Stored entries
= = = = = = =
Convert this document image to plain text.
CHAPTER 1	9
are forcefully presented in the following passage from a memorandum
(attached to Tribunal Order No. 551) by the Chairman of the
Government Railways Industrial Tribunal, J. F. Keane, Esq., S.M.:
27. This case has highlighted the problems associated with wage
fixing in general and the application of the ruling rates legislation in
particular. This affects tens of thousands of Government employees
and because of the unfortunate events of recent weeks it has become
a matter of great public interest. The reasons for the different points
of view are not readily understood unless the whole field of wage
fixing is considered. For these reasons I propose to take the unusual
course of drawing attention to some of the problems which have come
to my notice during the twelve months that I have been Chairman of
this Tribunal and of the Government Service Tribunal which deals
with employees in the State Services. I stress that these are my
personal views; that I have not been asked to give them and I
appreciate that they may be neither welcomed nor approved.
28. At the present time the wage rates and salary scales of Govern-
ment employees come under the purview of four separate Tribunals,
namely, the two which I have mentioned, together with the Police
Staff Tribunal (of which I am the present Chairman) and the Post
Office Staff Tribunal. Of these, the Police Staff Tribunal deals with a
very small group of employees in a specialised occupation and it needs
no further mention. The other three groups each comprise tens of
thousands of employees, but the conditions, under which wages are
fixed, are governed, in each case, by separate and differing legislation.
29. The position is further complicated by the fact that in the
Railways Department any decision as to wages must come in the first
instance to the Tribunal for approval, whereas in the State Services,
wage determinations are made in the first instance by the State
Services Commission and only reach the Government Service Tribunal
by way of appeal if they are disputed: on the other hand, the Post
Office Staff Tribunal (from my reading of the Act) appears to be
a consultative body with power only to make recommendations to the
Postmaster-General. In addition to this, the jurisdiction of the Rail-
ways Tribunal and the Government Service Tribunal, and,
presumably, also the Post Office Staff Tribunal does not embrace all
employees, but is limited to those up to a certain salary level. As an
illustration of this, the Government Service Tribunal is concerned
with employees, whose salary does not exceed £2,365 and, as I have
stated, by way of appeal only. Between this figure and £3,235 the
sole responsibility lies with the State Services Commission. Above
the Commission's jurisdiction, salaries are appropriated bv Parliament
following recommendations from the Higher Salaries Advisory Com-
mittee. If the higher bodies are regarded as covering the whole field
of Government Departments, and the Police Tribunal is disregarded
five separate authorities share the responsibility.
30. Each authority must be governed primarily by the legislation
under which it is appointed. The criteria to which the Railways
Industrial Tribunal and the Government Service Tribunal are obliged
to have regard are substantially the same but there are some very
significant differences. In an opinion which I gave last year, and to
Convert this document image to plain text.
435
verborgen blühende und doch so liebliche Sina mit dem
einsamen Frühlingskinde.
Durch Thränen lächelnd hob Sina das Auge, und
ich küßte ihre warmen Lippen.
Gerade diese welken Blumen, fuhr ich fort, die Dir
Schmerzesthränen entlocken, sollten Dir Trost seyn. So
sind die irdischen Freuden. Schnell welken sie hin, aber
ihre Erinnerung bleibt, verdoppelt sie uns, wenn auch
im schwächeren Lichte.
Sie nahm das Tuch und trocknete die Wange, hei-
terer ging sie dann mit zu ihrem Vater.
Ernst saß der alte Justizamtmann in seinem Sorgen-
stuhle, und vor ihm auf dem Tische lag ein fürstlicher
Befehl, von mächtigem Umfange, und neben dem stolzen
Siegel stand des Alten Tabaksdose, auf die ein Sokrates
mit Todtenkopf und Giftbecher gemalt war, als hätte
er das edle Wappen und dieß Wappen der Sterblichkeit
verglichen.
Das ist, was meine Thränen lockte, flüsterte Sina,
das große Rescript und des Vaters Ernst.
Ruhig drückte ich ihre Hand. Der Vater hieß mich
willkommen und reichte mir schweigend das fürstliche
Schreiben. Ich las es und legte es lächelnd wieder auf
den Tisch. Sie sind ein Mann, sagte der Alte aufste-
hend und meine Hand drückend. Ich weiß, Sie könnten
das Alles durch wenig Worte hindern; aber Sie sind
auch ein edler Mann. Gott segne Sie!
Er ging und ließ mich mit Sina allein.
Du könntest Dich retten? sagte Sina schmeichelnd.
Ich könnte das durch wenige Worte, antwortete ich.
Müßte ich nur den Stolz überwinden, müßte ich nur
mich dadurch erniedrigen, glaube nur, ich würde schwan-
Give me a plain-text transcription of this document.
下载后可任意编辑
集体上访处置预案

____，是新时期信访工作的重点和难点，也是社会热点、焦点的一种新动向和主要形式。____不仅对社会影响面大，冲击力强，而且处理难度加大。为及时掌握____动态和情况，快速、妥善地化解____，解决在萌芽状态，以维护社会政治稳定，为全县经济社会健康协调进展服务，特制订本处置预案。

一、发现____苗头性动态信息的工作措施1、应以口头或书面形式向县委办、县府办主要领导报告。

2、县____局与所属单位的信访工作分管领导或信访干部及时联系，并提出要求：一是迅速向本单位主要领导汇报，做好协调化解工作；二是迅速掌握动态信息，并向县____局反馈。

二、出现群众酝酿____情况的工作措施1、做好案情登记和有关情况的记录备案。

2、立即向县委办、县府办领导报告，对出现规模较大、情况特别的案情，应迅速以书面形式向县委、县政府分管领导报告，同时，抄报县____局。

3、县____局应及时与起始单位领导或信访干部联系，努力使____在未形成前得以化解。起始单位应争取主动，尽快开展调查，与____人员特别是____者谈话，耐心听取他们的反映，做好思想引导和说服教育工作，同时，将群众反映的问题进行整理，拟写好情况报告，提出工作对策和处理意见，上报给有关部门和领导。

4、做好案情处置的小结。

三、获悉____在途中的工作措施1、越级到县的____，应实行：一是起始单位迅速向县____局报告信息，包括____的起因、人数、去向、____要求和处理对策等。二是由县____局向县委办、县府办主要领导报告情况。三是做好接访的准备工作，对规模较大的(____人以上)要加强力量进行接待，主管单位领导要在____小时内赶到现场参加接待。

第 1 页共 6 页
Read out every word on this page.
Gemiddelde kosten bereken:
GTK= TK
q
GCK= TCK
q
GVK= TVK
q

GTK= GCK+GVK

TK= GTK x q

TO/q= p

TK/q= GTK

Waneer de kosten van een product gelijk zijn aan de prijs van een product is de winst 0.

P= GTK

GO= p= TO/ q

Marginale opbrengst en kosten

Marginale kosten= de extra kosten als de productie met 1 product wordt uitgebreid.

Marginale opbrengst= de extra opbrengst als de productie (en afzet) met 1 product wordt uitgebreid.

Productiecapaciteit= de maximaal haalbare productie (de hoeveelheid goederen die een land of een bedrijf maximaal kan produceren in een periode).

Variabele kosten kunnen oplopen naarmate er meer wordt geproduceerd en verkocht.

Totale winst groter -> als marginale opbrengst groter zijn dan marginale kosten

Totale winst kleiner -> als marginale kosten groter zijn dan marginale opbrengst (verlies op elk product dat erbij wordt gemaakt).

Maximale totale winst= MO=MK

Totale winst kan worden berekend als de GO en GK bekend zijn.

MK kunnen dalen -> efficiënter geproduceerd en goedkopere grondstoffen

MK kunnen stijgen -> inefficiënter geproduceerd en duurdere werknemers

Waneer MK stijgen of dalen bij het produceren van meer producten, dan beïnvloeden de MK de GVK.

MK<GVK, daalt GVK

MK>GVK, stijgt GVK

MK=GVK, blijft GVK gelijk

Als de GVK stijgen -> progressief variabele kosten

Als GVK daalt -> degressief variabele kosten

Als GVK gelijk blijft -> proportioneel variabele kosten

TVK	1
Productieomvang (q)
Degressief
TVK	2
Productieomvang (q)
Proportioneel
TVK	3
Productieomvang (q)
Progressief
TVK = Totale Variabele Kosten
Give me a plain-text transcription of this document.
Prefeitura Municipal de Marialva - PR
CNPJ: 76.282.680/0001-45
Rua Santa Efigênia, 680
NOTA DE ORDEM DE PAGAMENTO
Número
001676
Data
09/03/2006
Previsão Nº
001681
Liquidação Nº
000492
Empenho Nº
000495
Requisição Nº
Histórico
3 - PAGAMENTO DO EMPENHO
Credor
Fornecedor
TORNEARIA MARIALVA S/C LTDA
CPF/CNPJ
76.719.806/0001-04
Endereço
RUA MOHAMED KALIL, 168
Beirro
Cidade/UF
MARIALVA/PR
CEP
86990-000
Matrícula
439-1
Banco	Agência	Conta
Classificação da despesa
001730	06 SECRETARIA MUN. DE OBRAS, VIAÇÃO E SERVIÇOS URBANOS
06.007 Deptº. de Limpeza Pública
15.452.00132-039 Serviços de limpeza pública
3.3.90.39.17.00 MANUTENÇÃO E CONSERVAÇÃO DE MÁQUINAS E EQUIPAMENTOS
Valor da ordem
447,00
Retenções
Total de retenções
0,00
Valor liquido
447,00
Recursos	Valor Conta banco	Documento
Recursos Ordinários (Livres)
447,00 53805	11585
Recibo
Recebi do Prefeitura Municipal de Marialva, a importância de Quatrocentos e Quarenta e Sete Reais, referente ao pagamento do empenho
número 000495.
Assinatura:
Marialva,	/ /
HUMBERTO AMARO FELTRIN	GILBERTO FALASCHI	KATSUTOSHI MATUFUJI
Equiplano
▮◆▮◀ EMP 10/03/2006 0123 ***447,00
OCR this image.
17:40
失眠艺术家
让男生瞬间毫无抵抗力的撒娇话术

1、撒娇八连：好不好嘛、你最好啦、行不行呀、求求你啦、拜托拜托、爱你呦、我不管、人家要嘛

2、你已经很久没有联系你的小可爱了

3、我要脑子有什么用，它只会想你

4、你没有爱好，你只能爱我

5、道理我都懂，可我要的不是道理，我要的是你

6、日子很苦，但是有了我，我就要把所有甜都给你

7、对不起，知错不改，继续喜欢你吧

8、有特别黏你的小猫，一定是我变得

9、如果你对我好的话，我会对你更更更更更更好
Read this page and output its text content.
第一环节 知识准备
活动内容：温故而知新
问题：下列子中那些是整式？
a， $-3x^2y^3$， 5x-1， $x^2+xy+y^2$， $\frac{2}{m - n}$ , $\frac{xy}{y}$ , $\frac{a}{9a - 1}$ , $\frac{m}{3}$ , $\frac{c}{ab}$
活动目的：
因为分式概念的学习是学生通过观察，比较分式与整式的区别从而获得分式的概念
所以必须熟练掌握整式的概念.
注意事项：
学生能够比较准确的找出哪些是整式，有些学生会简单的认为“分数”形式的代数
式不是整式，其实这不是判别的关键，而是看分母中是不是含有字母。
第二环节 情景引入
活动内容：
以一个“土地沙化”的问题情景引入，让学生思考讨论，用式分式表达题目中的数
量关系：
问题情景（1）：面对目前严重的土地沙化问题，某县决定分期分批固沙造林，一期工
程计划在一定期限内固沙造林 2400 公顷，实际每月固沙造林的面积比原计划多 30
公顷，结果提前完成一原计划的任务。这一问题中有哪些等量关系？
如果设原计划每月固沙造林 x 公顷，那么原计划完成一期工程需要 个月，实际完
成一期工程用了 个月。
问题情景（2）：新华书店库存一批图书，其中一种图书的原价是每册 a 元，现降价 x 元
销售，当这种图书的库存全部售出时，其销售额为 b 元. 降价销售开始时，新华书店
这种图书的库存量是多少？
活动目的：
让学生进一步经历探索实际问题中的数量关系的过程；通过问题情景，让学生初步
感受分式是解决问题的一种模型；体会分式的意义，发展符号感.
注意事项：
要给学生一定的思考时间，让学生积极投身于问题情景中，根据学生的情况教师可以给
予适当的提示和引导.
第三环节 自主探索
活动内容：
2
= = = = = = =
• **BRIEF**: Determine how many lines of the listing above hold the word "Worte". Report that number without anything else.

• **OUTPUT BELOW**: 2